Exercise aim. The entries below should be output exactly as written.

Data.
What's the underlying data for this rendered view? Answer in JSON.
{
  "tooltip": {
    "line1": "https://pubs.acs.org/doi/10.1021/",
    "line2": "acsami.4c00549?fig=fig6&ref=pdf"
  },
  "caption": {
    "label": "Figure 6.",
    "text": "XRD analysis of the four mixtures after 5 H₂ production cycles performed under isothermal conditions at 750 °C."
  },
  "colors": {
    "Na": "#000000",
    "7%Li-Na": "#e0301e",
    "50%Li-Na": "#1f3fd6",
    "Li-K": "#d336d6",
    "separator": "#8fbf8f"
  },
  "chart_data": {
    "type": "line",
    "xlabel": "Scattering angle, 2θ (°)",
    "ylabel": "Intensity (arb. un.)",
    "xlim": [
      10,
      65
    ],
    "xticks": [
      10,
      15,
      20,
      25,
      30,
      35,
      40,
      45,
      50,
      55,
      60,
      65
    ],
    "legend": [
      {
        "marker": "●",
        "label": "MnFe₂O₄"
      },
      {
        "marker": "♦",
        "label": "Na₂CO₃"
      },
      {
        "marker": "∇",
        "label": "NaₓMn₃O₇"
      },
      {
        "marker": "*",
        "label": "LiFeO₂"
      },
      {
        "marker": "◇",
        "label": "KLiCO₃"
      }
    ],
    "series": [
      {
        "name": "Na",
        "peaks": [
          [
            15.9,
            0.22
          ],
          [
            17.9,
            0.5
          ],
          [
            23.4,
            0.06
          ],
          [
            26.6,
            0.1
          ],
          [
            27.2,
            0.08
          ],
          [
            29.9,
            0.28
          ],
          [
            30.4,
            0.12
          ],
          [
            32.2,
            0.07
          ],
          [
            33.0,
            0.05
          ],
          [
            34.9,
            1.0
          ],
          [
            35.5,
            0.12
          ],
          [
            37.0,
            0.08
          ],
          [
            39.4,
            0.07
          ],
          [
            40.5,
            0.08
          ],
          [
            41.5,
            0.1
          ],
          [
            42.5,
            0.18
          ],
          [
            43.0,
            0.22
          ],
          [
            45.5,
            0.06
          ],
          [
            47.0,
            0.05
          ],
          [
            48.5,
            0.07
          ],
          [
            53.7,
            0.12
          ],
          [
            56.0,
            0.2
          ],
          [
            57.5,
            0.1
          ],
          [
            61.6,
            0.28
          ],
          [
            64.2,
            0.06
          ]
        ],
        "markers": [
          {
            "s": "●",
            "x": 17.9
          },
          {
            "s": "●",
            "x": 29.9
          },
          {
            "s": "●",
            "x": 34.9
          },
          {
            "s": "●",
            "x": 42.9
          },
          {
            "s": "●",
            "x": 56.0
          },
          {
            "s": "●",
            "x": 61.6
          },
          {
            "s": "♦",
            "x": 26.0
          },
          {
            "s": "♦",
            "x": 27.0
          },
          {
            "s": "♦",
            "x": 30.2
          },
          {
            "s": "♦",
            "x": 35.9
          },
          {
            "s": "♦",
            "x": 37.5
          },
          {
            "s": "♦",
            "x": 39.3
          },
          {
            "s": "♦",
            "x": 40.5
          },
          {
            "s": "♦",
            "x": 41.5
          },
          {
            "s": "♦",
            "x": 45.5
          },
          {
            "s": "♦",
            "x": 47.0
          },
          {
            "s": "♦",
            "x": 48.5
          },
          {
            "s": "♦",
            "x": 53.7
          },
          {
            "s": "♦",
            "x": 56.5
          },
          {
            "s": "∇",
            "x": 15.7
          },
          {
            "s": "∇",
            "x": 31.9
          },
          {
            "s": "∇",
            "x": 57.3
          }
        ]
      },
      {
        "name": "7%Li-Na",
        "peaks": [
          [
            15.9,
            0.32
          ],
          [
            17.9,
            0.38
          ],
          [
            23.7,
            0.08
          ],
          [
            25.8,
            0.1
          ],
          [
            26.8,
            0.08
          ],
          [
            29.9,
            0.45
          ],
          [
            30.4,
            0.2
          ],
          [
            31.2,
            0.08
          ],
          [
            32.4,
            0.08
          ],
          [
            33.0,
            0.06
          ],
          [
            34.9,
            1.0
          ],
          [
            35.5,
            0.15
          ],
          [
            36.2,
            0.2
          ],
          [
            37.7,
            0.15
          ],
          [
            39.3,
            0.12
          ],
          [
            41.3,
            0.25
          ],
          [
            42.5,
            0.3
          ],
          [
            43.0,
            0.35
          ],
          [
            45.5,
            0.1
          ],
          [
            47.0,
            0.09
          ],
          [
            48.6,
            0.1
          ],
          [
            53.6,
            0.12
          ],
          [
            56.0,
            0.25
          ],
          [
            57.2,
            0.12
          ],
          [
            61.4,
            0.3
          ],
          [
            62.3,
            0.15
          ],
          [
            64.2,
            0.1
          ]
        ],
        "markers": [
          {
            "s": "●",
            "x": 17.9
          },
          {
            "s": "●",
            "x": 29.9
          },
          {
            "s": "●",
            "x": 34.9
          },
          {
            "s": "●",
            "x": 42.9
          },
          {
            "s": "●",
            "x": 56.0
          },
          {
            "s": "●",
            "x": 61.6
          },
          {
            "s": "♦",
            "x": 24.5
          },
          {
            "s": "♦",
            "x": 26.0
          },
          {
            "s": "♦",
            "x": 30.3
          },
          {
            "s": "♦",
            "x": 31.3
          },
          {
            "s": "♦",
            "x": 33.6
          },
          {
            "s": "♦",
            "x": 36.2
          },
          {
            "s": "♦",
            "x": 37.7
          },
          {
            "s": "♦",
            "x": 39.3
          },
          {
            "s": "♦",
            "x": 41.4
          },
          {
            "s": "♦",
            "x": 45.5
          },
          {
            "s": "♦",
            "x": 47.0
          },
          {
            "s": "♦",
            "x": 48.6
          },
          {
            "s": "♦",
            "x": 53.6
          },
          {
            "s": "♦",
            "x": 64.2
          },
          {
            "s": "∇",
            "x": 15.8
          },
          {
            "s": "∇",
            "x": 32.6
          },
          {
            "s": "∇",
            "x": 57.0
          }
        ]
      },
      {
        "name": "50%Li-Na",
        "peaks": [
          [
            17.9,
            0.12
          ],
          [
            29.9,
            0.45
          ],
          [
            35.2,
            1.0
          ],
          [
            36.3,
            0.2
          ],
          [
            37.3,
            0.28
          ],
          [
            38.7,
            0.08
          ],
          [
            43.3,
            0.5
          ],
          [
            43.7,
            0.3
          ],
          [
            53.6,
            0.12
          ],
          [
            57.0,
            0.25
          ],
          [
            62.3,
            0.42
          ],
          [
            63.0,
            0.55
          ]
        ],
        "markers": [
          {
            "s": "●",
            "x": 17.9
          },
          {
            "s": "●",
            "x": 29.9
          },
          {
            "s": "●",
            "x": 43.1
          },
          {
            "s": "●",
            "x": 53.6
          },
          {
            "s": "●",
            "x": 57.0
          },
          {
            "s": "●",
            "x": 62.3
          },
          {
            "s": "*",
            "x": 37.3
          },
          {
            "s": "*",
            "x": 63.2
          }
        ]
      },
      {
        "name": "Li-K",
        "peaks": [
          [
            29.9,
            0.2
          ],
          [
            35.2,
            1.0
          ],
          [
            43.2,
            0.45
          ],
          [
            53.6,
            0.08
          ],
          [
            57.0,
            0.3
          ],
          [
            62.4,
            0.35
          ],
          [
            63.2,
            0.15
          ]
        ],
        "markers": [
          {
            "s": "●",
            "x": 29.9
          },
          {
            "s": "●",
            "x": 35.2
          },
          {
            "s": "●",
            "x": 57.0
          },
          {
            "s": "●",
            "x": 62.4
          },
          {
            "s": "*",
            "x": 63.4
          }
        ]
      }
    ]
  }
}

Answer.
What's the underlying data for this rendered view? Answer in JSON.
{
  "tooltip": {
    "line1": "https://pubs.acs.org/doi/10.1021/",
    "line2": "acsami.4c00549?fig=fig6&ref=pdf"
  },
  "caption": {
    "label": "Figure 6.",
    "text": "XRD analysis of the four mixtures after 5 H₂ production cycles performed under isothermal conditions at 750 °C."
  },
  "colors": {
    "Na": "#000000",
    "7%Li-Na": "#e0301e",
    "50%Li-Na": "#1f3fd6",
    "Li-K": "#d336d6",
    "separator": "#8fbf8f"
  },
  "chart_data": {
    "type": "line",
    "xlabel": "Scattering angle, 2θ (°)",
    "ylabel": "Intensity (arb. un.)",
    "xlim": [
      10,
      65
    ],
    "xticks": [
      10,
      15,
      20,
      25,
      30,
      35,
      40,
      45,
      50,
      55,
      60,
      65
    ],
    "legend": [
      {
        "marker": "●",
        "label": "MnFe₂O₄"
      },
      {
        "marker": "♦",
        "label": "Na₂CO₃"
      },
      {
        "marker": "∇",
        "label": "NaₓMn₃O₇"
      },
      {
        "marker": "*",
        "label": "LiFeO₂"
      },
      {
        "marker": "◇",
        "label": "KLiCO₃"
      }
    ],
    "series": [
      {
        "name": "Na",
        "peaks": [
          [
            15.9,
            0.22
          ],
          [
            17.9,
            0.5
          ],
          [
            23.4,
            0.06
          ],
          [
            26.6,
            0.1
          ],
          [
            27.2,
            0.08
          ],
          [
            29.9,
            0.28
          ],
          [
            30.4,
            0.12
          ],
          [
            32.2,
            0.07
          ],
          [
            33.0,
            0.05
          ],
          [
            34.9,
            1.0
          ],
          [
            35.5,
            0.12
          ],
          [
            37.0,
            0.08
          ],
          [
            39.4,
            0.07
          ],
          [
            40.5,
            0.08
          ],
          [
            41.5,
            0.1
          ],
          [
            42.5,
            0.18
          ],
          [
            43.0,
            0.22
          ],
          [
            45.5,
            0.06
          ],
          [
            47.0,
            0.05
          ],
          [
            48.5,
            0.07
          ],
          [
            53.7,
            0.12
          ],
          [
            56.0,
            0.2
          ],
          [
            57.5,
            0.1
          ],
          [
            61.6,
            0.28
          ],
          [
            64.2,
            0.06
          ]
        ],
        "markers": [
          {
            "s": "●",
            "x": 17.9
          },
          {
            "s": "●",
            "x": 29.9
          },
          {
            "s": "●",
            "x": 34.9
          },
          {
            "s": "●",
            "x": 42.9
          },
          {
            "s": "●",
            "x": 56.0
          },
          {
            "s": "●",
            "x": 61.6
          },
          {
            "s": "♦",
            "x": 26.0
          },
          {
            "s": "♦",
            "x": 27.0
          },
          {
            "s": "♦",
            "x": 30.2
          },
          {
            "s": "♦",
            "x": 35.9
          },
          {
            "s": "♦",
            "x": 37.5
          },
          {
            "s": "♦",
            "x": 39.3
          },
          {
            "s": "♦",
            "x": 40.5
          },
          {
            "s": "♦",
            "x": 41.5
          },
          {
            "s": "♦",
            "x": 45.5
          },
          {
            "s": "♦",
            "x": 47.0
          },
          {
            "s": "♦",
            "x": 48.5
          },
          {
            "s": "♦",
            "x": 53.7
          },
          {
            "s": "♦",
            "x": 56.5
          },
          {
            "s": "∇",
            "x": 15.7
          },
          {
            "s": "∇",
            "x": 31.9
          },
          {
            "s": "∇",
            "x": 57.3
          }
        ]
      },
      {
        "name": "7%Li-Na",
        "peaks": [
          [
            15.9,
            0.32
          ],
          [
            17.9,
            0.38
          ],
          [
            23.7,
            0.08
          ],
          [
            25.8,
            0.1
          ],
          [
            26.8,
            0.08
          ],
          [
            29.9,
            0.45
          ],
          [
            30.4,
            0.2
          ],
          [
            31.2,
            0.08
          ],
          [
            32.4,
            0.08
          ],
          [
            33.0,
            0.06
          ],
          [
            34.9,
            1.0
          ],
          [
            35.5,
            0.15
          ],
          [
            36.2,
            0.2
          ],
          [
            37.7,
            0.15
          ],
          [
            39.3,
            0.12
          ],
          [
            41.3,
            0.25
          ],
          [
            42.5,
            0.3
          ],
          [
            43.0,
            0.35
          ],
          [
            45.5,
            0.1
          ],
          [
            47.0,
            0.09
          ],
          [
            48.6,
            0.1
          ],
          [
            53.6,
            0.12
          ],
          [
            56.0,
            0.25
          ],
          [
            57.2,
            0.12
          ],
          [
            61.4,
            0.3
          ],
          [
            62.3,
            0.15
          ],
          [
            64.2,
            0.1
          ]
        ],
        "markers": [
          {
            "s": "●",
            "x": 17.9
          },
          {
            "s": "●",
            "x": 29.9
          },
          {
            "s": "●",
            "x": 34.9
          },
          {
            "s": "●",
            "x": 42.9
          },
          {
            "s": "●",
            "x": 56.0
          },
          {
            "s": "●",
            "x": 61.6
          },
          {
            "s": "♦",
            "x": 24.5
          },
          {
            "s": "♦",
            "x": 26.0
          },
          {
            "s": "♦",
            "x": 30.3
          },
          {
            "s": "♦",
            "x": 31.3
          },
          {
            "s": "♦",
            "x": 33.6
          },
          {
            "s": "♦",
            "x": 36.2
          },
          {
            "s": "♦",
            "x": 37.7
          },
          {
            "s": "♦",
            "x": 39.3
          },
          {
            "s": "♦",
            "x": 41.4
          },
          {
            "s": "♦",
            "x": 45.5
          },
          {
            "s": "♦",
            "x": 47.0
          },
          {
            "s": "♦",
            "x": 48.6
          },
          {
            "s": "♦",
            "x": 53.6
          },
          {
            "s": "♦",
            "x": 64.2
          },
          {
            "s": "∇",
            "x": 15.8
          },
          {
            "s": "∇",
            "x": 32.6
          },
          {
            "s": "∇",
            "x": 57.0
          }
        ]
      },
      {
        "name": "50%Li-Na",
        "peaks": [
          [
            17.9,
            0.12
          ],
          [
            29.9,
            0.45
          ],
          [
            35.2,
            1.0
          ],
          [
            36.3,
            0.2
          ],
          [
            37.3,
            0.28
          ],
          [
            38.7,
            0.08
          ],
          [
            43.3,
            0.5
          ],
          [
            43.7,
            0.3
          ],
          [
            53.6,
            0.12
          ],
          [
            57.0,
            0.25
          ],
          [
            62.3,
            0.42
          ],
          [
            63.0,
            0.55
          ]
        ],
        "markers": [
          {
            "s": "●",
            "x": 17.9
          },
          {
            "s": "●",
            "x": 29.9
          },
          {
            "s": "●",
            "x": 43.1
          },
          {
            "s": "●",
            "x": 53.6
          },
          {
            "s": "●",
            "x": 57.0
          },
          {
            "s": "●",
            "x": 62.3
          },
          {
            "s": "*",
            "x": 37.3
          },
          {
            "s": "*",
            "x": 63.2
          }
        ]
      },
      {
        "name": "Li-K",
        "peaks": [
          [
            29.9,
            0.2
          ],
          [
            35.2,
            1.0
          ],
          [
            43.2,
            0.45
          ],
          [
            53.6,
            0.08
          ],
          [
            57.0,
            0.3
          ],
          [
            62.4,
            0.35
          ],
          [
            63.2,
            0.15
          ]
        ],
        "markers": [
          {
            "s": "●",
            "x": 29.9
          },
          {
            "s": "●",
            "x": 35.2
          },
          {
            "s": "●",
            "x": 57.0
          },
          {
            "s": "●",
            "x": 62.4
          },
          {
            "s": "*",
            "x": 63.4
          }
        ]
      }
    ]
  }
}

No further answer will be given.